### What is expected
Filter the lines below, copying only those with the string "destination".

Saved data entries

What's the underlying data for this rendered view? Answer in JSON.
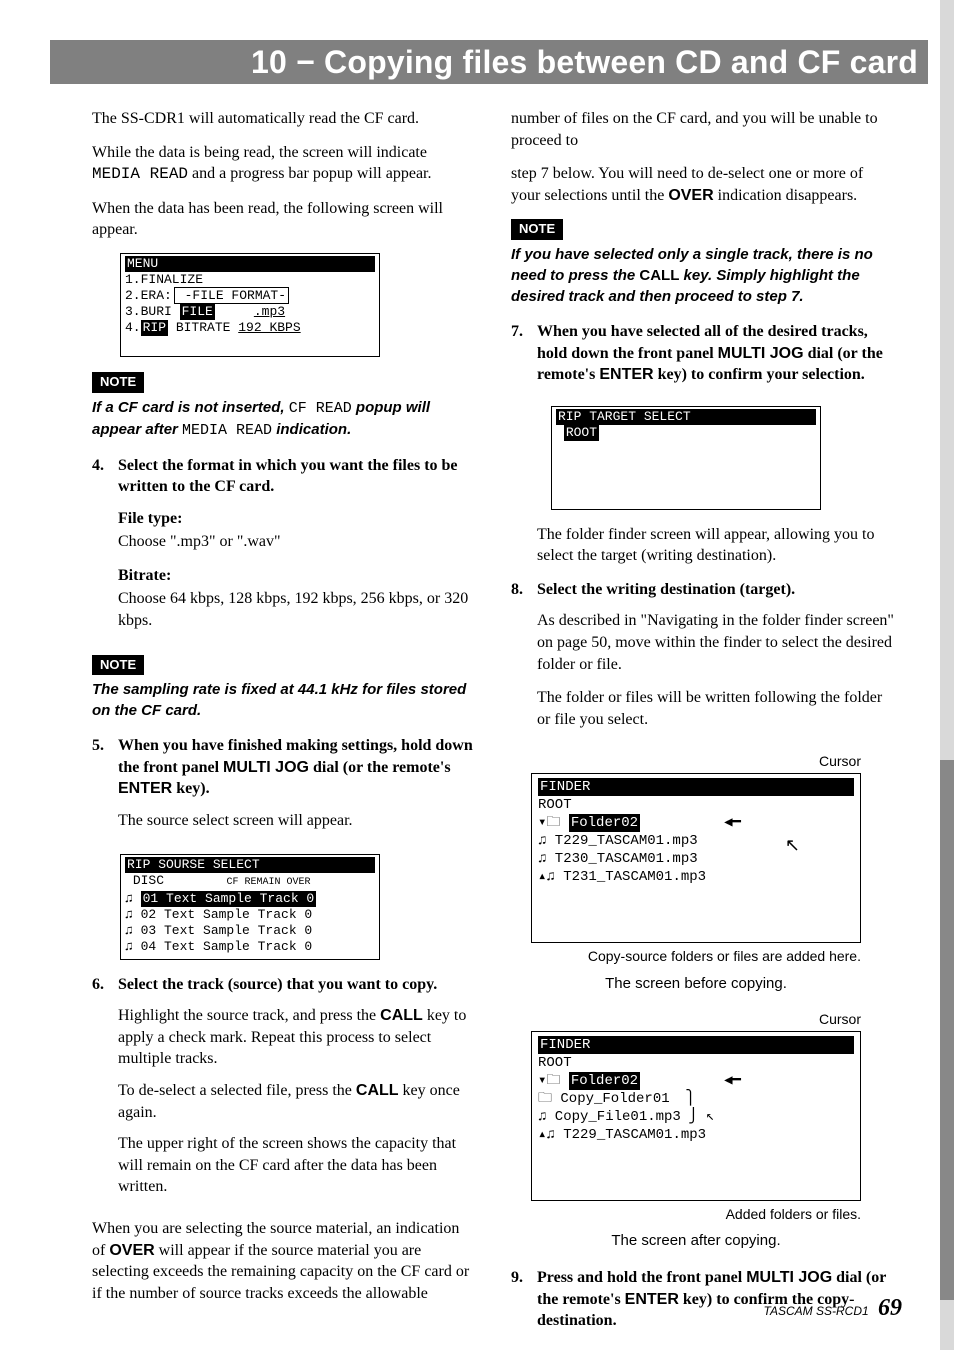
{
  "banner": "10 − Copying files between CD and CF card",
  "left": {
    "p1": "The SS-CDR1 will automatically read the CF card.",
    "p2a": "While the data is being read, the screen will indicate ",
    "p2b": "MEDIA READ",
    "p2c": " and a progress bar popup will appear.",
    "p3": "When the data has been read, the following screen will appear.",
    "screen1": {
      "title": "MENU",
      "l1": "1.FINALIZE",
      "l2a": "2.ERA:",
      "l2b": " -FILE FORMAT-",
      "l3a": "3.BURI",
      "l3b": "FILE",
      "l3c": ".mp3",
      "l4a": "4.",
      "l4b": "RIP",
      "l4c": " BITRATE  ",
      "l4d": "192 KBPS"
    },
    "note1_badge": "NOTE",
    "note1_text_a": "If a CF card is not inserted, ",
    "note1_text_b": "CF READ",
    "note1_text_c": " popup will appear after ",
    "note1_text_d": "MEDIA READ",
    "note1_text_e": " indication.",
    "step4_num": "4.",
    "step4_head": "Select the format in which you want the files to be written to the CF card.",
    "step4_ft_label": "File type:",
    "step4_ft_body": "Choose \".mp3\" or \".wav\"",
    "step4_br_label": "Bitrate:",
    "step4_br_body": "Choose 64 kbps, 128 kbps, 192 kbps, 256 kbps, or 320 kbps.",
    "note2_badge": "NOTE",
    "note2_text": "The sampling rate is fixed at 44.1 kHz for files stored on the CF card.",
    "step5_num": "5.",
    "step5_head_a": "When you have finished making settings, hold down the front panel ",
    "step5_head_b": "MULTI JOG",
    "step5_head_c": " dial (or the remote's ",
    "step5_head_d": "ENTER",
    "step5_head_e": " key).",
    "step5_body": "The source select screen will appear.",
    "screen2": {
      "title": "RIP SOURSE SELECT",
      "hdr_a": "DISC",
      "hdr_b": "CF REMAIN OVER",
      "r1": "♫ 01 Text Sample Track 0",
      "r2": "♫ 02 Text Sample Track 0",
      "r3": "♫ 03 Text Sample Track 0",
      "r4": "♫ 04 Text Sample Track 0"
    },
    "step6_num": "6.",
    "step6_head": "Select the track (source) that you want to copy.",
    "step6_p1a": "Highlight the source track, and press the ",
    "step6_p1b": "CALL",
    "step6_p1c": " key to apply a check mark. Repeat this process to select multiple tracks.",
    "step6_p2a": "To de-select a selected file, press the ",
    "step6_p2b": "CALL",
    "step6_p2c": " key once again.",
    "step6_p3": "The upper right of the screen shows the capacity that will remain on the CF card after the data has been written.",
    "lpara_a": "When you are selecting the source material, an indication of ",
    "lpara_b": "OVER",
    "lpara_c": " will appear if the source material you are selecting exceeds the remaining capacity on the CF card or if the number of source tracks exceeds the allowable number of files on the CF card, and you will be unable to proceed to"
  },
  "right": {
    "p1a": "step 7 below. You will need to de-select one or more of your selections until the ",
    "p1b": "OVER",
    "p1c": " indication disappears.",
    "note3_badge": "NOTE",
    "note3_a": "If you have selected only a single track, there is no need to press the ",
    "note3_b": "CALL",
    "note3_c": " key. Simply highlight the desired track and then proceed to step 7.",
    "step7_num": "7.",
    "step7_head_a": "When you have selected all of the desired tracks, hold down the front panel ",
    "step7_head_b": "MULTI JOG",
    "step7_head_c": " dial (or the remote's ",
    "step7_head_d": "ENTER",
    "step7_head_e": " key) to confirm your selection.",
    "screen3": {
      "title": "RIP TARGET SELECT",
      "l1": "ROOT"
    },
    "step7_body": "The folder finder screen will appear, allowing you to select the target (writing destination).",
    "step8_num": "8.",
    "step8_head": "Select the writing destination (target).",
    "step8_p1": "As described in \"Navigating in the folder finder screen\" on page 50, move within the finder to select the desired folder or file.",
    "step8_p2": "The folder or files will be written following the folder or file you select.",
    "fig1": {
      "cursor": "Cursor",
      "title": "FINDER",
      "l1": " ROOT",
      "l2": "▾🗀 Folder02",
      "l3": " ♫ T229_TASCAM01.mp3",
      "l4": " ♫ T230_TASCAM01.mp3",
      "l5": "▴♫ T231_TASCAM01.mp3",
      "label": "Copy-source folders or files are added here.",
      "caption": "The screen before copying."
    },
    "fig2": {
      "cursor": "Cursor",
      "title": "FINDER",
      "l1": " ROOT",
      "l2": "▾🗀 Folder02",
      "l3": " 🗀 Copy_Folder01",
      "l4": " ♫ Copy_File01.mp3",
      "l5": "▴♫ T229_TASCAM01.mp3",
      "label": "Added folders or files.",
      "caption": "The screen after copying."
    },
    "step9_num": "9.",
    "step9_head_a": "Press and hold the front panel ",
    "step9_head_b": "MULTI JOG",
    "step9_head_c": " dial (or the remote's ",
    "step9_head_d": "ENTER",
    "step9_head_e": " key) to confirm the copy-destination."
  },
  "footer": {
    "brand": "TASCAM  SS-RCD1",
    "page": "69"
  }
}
* * *
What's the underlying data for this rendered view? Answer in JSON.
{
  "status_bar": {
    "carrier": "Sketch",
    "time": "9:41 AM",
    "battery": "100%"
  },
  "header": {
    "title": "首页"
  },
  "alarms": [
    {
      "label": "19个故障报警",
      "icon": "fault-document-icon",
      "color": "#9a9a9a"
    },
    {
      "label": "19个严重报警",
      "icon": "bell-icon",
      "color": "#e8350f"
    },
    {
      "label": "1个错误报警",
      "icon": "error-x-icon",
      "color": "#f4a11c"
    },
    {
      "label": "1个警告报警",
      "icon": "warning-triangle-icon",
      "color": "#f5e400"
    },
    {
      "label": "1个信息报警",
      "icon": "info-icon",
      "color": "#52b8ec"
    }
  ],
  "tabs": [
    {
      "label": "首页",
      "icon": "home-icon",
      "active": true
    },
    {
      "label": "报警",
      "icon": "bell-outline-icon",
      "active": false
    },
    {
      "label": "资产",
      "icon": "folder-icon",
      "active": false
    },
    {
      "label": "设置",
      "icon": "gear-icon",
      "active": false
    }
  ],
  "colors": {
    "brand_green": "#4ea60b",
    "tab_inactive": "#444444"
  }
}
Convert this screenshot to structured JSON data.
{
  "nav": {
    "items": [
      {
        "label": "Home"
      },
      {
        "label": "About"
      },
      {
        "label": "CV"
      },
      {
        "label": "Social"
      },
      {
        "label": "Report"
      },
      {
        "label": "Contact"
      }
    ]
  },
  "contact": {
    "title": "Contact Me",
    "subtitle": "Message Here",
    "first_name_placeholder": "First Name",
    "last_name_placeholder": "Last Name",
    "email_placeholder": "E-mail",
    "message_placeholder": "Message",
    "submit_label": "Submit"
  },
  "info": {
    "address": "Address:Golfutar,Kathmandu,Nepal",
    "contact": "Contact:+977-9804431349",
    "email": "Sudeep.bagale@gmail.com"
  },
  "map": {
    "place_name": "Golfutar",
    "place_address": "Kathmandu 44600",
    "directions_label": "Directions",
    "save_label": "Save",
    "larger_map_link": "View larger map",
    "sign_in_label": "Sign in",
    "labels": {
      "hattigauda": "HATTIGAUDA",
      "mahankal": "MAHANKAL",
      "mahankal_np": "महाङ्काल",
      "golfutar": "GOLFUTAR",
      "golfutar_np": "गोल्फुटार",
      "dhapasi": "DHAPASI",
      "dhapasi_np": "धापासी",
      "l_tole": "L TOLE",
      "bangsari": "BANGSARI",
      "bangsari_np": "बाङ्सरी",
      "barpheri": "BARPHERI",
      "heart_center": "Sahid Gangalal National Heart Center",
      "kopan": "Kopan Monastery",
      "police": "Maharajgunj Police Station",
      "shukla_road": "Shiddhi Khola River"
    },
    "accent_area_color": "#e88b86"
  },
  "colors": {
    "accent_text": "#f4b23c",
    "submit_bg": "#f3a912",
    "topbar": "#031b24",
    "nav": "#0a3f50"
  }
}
...
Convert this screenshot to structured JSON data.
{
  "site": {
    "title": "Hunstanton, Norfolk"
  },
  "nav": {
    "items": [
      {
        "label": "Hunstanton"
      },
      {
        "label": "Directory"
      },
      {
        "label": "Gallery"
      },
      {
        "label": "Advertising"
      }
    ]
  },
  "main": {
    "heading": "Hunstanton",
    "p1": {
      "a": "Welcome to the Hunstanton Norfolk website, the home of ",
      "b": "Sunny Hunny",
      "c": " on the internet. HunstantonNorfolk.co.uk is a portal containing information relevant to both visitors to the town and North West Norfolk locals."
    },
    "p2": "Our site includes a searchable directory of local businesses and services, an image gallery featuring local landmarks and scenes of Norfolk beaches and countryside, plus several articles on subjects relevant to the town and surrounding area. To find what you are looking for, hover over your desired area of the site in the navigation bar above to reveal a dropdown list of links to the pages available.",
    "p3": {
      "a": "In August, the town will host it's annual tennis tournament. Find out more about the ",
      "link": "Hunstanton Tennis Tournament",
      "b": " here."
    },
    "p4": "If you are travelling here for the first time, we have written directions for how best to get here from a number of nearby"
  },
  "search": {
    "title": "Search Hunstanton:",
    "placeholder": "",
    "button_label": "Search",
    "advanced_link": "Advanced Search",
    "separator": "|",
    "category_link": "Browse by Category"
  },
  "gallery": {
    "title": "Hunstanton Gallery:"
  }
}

### Result for this task
    "step7_body": "The folder finder screen will appear, allowing you to select the target (writing destination).",
    "step8_head": "Select the writing destination (target).",
    "step9_head_e": " key) to confirm the copy-destination."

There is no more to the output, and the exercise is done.